Instruction: Show all lines from the data that include the word "fifth".

Material supplied:

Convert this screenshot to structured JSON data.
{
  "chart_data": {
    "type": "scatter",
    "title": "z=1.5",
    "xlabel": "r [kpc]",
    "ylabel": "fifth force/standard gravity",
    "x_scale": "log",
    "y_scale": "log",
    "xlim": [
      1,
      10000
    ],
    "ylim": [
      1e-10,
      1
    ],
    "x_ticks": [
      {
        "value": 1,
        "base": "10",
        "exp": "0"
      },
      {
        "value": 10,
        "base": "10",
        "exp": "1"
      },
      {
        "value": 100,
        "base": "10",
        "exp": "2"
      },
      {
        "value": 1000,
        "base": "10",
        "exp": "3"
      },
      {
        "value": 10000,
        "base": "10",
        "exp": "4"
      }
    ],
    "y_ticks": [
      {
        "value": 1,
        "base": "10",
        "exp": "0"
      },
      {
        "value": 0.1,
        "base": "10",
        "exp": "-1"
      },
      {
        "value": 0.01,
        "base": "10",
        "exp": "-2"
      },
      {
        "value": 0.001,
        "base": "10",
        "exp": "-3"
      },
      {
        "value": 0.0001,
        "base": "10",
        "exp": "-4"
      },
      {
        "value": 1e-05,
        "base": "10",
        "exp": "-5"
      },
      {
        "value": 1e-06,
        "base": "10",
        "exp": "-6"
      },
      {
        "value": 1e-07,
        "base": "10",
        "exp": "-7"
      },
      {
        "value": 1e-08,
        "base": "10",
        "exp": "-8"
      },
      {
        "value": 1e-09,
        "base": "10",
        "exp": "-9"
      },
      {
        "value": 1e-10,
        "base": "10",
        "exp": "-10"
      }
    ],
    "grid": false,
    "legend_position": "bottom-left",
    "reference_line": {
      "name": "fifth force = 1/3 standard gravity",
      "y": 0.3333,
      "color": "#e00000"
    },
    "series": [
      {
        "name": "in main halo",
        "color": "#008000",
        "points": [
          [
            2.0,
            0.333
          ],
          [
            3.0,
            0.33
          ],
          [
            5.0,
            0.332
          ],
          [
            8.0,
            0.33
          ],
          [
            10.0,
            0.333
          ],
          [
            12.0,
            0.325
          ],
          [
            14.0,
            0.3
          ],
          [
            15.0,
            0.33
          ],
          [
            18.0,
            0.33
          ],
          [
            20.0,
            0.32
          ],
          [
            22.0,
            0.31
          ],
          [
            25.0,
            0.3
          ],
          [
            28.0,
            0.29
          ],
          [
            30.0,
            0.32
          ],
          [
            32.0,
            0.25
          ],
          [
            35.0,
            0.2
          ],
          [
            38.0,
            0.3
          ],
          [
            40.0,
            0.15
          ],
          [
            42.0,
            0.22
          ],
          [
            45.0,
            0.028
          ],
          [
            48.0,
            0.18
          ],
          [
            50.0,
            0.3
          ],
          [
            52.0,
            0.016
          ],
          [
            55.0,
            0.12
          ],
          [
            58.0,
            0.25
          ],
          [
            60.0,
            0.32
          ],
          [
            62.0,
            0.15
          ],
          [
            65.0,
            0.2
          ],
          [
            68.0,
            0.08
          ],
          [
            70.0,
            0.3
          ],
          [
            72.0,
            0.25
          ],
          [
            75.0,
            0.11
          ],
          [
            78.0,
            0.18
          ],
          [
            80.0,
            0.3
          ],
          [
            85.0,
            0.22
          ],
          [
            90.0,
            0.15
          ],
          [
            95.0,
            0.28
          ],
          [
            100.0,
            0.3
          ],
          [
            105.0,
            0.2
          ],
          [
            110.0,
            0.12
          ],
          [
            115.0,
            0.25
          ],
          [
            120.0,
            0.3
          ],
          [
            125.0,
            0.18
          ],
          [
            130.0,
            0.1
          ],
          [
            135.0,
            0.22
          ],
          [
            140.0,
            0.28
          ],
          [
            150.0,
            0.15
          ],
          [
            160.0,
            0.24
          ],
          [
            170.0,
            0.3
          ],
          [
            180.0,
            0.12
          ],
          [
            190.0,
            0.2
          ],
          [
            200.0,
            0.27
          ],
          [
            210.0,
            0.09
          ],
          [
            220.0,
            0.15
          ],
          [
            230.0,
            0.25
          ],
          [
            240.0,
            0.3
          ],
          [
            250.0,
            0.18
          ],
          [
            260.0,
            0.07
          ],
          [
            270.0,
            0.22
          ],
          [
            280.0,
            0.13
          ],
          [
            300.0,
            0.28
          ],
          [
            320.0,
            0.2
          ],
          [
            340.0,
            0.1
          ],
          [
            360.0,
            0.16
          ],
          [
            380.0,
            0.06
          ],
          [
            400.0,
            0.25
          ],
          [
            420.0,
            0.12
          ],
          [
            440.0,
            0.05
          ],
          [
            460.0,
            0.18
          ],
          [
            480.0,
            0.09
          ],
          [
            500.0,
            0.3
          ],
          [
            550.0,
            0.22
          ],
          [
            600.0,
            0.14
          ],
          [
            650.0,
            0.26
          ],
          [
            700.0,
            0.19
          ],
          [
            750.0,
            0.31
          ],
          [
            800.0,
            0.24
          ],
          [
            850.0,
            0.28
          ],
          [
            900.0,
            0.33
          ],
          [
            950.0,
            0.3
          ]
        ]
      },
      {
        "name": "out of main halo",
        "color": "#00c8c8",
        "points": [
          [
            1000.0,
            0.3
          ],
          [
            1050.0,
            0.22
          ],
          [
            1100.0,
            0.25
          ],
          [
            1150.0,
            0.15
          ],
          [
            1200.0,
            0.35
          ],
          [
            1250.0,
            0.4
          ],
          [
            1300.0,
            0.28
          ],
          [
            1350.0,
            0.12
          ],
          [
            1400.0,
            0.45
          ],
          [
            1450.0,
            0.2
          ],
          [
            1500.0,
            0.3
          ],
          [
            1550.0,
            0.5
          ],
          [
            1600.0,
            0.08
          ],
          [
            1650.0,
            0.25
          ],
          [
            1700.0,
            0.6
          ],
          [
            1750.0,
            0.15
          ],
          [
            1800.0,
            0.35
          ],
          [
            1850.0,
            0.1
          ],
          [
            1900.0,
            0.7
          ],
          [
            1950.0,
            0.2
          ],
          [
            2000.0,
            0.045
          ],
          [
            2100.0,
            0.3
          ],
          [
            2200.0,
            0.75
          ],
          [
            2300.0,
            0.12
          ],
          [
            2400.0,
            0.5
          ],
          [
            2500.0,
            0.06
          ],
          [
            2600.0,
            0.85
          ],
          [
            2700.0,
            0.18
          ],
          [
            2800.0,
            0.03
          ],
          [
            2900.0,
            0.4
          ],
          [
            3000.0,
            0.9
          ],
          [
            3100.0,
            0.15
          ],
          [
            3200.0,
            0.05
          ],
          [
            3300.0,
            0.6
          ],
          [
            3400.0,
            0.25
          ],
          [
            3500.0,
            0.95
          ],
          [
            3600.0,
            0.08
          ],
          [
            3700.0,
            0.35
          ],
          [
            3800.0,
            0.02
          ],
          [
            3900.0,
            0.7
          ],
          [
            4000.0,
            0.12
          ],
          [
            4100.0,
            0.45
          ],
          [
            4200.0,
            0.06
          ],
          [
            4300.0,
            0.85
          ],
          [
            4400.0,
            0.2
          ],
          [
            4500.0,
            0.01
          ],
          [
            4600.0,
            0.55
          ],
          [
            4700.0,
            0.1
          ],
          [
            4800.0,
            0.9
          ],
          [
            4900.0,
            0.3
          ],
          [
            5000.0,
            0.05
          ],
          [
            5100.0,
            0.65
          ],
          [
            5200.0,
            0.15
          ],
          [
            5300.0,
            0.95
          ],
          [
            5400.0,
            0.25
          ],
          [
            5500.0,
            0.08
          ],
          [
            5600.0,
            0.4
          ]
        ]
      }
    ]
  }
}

Worked answer:
    "ylabel": "fifth force/standard gravity",
      "name": "fifth force = 1/3 standard gravity",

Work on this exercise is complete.